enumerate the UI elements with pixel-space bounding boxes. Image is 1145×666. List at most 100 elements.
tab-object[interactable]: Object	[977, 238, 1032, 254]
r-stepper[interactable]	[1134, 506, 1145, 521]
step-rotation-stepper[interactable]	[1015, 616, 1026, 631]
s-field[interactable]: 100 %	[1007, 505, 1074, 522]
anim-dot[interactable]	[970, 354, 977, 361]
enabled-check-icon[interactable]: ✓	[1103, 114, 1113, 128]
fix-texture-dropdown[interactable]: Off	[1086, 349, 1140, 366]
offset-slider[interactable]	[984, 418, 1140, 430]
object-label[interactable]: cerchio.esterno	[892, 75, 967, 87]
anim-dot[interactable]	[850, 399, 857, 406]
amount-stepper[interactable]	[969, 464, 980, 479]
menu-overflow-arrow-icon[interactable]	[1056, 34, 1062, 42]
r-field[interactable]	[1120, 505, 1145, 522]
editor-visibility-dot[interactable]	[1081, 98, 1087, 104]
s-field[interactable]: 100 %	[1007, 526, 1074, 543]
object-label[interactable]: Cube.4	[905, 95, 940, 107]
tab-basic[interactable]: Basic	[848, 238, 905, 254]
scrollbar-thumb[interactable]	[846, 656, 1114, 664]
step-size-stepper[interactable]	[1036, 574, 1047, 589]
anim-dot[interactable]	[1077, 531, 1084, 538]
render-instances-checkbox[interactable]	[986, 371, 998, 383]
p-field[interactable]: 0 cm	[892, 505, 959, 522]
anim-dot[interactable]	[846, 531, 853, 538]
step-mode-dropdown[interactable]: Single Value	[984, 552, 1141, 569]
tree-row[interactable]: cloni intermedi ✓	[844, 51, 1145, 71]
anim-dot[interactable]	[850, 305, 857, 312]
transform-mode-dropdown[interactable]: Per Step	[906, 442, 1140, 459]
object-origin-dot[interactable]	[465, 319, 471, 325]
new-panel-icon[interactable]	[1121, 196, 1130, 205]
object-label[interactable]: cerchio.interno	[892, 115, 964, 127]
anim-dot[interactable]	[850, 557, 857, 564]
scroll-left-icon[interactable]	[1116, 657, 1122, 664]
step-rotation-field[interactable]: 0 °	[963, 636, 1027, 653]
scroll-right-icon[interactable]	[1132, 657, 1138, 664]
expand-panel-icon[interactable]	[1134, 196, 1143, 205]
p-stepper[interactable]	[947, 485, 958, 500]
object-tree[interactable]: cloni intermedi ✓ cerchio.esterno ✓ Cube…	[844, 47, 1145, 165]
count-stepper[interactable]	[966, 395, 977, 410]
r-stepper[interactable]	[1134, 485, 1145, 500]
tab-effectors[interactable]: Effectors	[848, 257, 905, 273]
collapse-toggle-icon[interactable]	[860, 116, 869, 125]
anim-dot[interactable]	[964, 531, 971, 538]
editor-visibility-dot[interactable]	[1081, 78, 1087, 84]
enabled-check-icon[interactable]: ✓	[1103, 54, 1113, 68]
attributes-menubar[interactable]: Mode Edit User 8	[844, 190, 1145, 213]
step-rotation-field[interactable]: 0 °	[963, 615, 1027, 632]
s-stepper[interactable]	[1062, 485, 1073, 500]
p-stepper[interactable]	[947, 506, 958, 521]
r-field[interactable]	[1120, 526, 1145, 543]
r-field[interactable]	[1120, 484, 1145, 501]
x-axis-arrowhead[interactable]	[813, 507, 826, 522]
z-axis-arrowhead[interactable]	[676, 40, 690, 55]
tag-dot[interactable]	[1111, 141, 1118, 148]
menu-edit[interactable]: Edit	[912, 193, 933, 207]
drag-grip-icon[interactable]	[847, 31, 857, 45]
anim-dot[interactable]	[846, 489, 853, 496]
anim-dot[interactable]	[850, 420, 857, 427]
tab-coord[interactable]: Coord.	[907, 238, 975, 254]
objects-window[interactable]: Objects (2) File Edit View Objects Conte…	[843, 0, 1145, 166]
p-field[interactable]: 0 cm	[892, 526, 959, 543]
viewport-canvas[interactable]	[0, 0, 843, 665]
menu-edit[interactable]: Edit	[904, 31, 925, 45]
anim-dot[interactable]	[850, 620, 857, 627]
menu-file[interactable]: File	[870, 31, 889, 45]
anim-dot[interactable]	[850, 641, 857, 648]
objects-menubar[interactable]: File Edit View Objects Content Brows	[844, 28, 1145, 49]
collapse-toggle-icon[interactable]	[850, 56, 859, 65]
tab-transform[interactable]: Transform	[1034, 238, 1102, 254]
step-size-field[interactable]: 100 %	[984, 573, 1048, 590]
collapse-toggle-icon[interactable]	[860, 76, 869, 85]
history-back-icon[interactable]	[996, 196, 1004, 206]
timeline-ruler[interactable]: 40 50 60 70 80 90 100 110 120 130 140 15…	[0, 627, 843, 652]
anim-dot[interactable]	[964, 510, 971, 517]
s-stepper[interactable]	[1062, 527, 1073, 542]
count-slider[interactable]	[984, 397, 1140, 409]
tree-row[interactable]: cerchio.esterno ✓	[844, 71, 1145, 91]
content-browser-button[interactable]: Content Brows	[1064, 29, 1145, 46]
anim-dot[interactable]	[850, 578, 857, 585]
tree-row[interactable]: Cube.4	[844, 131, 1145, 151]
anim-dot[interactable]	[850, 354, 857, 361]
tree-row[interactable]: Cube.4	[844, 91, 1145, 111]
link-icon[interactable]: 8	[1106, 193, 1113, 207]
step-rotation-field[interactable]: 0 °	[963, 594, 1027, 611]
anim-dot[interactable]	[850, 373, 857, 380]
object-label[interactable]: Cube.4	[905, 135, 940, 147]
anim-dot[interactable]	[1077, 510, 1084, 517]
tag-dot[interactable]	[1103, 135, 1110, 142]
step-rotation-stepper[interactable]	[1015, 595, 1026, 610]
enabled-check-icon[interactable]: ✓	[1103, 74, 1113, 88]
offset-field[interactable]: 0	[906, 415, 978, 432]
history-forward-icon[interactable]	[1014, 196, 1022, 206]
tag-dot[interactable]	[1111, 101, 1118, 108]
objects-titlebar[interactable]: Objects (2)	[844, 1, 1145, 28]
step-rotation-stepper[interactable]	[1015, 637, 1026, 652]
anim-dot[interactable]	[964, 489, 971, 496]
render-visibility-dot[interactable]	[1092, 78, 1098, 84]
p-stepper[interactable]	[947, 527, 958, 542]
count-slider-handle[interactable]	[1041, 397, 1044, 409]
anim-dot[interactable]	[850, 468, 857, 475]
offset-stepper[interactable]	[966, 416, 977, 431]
_ _ _
WRITTEN INSTRUCTION: Reproduce all of the rows above word for word, without changing anything.

EXERCISE ANSWER:
enumerate the UI elements with pixel-space bounding boxes. Image is 1145×666. List at most 100 elements.
tab-object[interactable]: Object	[977, 238, 1032, 254]
r-stepper[interactable]	[1134, 506, 1145, 521]
step-rotation-stepper[interactable]	[1015, 616, 1026, 631]
s-field[interactable]: 100 %	[1007, 505, 1074, 522]
anim-dot[interactable]	[970, 354, 977, 361]
enabled-check-icon[interactable]: ✓	[1103, 114, 1113, 128]
fix-texture-dropdown[interactable]: Off	[1086, 349, 1140, 366]
offset-slider[interactable]	[984, 418, 1140, 430]
object-label[interactable]: cerchio.esterno	[892, 75, 967, 87]
anim-dot[interactable]	[850, 399, 857, 406]
amount-stepper[interactable]	[969, 464, 980, 479]
menu-overflow-arrow-icon[interactable]	[1056, 34, 1062, 42]
r-field[interactable]	[1120, 505, 1145, 522]
editor-visibility-dot[interactable]	[1081, 98, 1087, 104]
s-field[interactable]: 100 %	[1007, 526, 1074, 543]
object-label[interactable]: Cube.4	[905, 95, 940, 107]
tab-basic[interactable]: Basic	[848, 238, 905, 254]
scrollbar-thumb[interactable]	[846, 656, 1114, 664]
step-size-stepper[interactable]	[1036, 574, 1047, 589]
anim-dot[interactable]	[1077, 531, 1084, 538]
render-instances-checkbox[interactable]	[986, 371, 998, 383]
p-field[interactable]: 0 cm	[892, 505, 959, 522]
anim-dot[interactable]	[846, 531, 853, 538]
step-mode-dropdown[interactable]: Single Value	[984, 552, 1141, 569]
tree-row[interactable]: cloni intermedi ✓	[844, 51, 1145, 71]
anim-dot[interactable]	[850, 305, 857, 312]
transform-mode-dropdown[interactable]: Per Step	[906, 442, 1140, 459]
object-origin-dot[interactable]	[465, 319, 471, 325]
new-panel-icon[interactable]	[1121, 196, 1130, 205]
object-label[interactable]: cerchio.interno	[892, 115, 964, 127]
anim-dot[interactable]	[850, 557, 857, 564]
scroll-left-icon[interactable]	[1116, 657, 1122, 664]
step-rotation-field[interactable]: 0 °	[963, 636, 1027, 653]
scroll-right-icon[interactable]	[1132, 657, 1138, 664]
expand-panel-icon[interactable]	[1134, 196, 1143, 205]
p-stepper[interactable]	[947, 485, 958, 500]
object-tree[interactable]: cloni intermedi ✓ cerchio.esterno ✓ Cube…	[844, 47, 1145, 165]
count-stepper[interactable]	[966, 395, 977, 410]
r-stepper[interactable]	[1134, 485, 1145, 500]
tab-effectors[interactable]: Effectors	[848, 257, 905, 273]
collapse-toggle-icon[interactable]	[860, 116, 869, 125]
anim-dot[interactable]	[964, 531, 971, 538]
editor-visibility-dot[interactable]	[1081, 78, 1087, 84]
enabled-check-icon[interactable]: ✓	[1103, 54, 1113, 68]
attributes-menubar[interactable]: Mode Edit User 8	[844, 190, 1145, 213]
step-rotation-field[interactable]: 0 °	[963, 615, 1027, 632]
s-stepper[interactable]	[1062, 485, 1073, 500]
p-stepper[interactable]	[947, 506, 958, 521]
r-field[interactable]	[1120, 526, 1145, 543]
r-field[interactable]	[1120, 484, 1145, 501]
x-axis-arrowhead[interactable]	[813, 507, 826, 522]
z-axis-arrowhead[interactable]	[676, 40, 690, 55]
tag-dot[interactable]	[1111, 141, 1118, 148]
menu-edit[interactable]: Edit	[912, 193, 933, 207]
drag-grip-icon[interactable]	[847, 31, 857, 45]
anim-dot[interactable]	[846, 489, 853, 496]
anim-dot[interactable]	[850, 420, 857, 427]
tab-coord[interactable]: Coord.	[907, 238, 975, 254]
objects-window[interactable]: Objects (2) File Edit View Objects Conte…	[843, 0, 1145, 166]
p-field[interactable]: 0 cm	[892, 526, 959, 543]
viewport-canvas[interactable]	[0, 0, 843, 665]
menu-edit[interactable]: Edit	[904, 31, 925, 45]
anim-dot[interactable]	[850, 620, 857, 627]
menu-file[interactable]: File	[870, 31, 889, 45]
anim-dot[interactable]	[850, 641, 857, 648]
objects-menubar[interactable]: File Edit View Objects Content Brows	[844, 28, 1145, 49]
collapse-toggle-icon[interactable]	[850, 56, 859, 65]
tab-transform[interactable]: Transform	[1034, 238, 1102, 254]
step-size-field[interactable]: 100 %	[984, 573, 1048, 590]
collapse-toggle-icon[interactable]	[860, 76, 869, 85]
history-back-icon[interactable]	[996, 196, 1004, 206]
timeline-ruler[interactable]: 40 50 60 70 80 90 100 110 120 130 140 15…	[0, 627, 843, 652]
anim-dot[interactable]	[964, 510, 971, 517]
s-stepper[interactable]	[1062, 527, 1073, 542]
count-slider[interactable]	[984, 397, 1140, 409]
tree-row[interactable]: cerchio.esterno ✓	[844, 71, 1145, 91]
content-browser-button[interactable]: Content Brows	[1064, 29, 1145, 46]
anim-dot[interactable]	[850, 578, 857, 585]
tree-row[interactable]: Cube.4	[844, 131, 1145, 151]
anim-dot[interactable]	[850, 354, 857, 361]
tree-row[interactable]: Cube.4	[844, 91, 1145, 111]
link-icon[interactable]: 8	[1106, 193, 1113, 207]
step-rotation-field[interactable]: 0 °	[963, 594, 1027, 611]
anim-dot[interactable]	[850, 373, 857, 380]
object-label[interactable]: Cube.4	[905, 135, 940, 147]
anim-dot[interactable]	[1077, 510, 1084, 517]
tag-dot[interactable]	[1103, 135, 1110, 142]
step-rotation-stepper[interactable]	[1015, 595, 1026, 610]
enabled-check-icon[interactable]: ✓	[1103, 74, 1113, 88]
offset-field[interactable]: 0	[906, 415, 978, 432]
history-forward-icon[interactable]	[1014, 196, 1022, 206]
tag-dot[interactable]	[1111, 101, 1118, 108]
objects-titlebar[interactable]: Objects (2)	[844, 1, 1145, 28]
step-rotation-stepper[interactable]	[1015, 637, 1026, 652]
anim-dot[interactable]	[964, 489, 971, 496]
render-visibility-dot[interactable]	[1092, 78, 1098, 84]
p-stepper[interactable]	[947, 527, 958, 542]
count-slider-handle[interactable]	[1041, 397, 1044, 409]
anim-dot[interactable]	[850, 468, 857, 475]
offset-stepper[interactable]	[966, 416, 977, 431]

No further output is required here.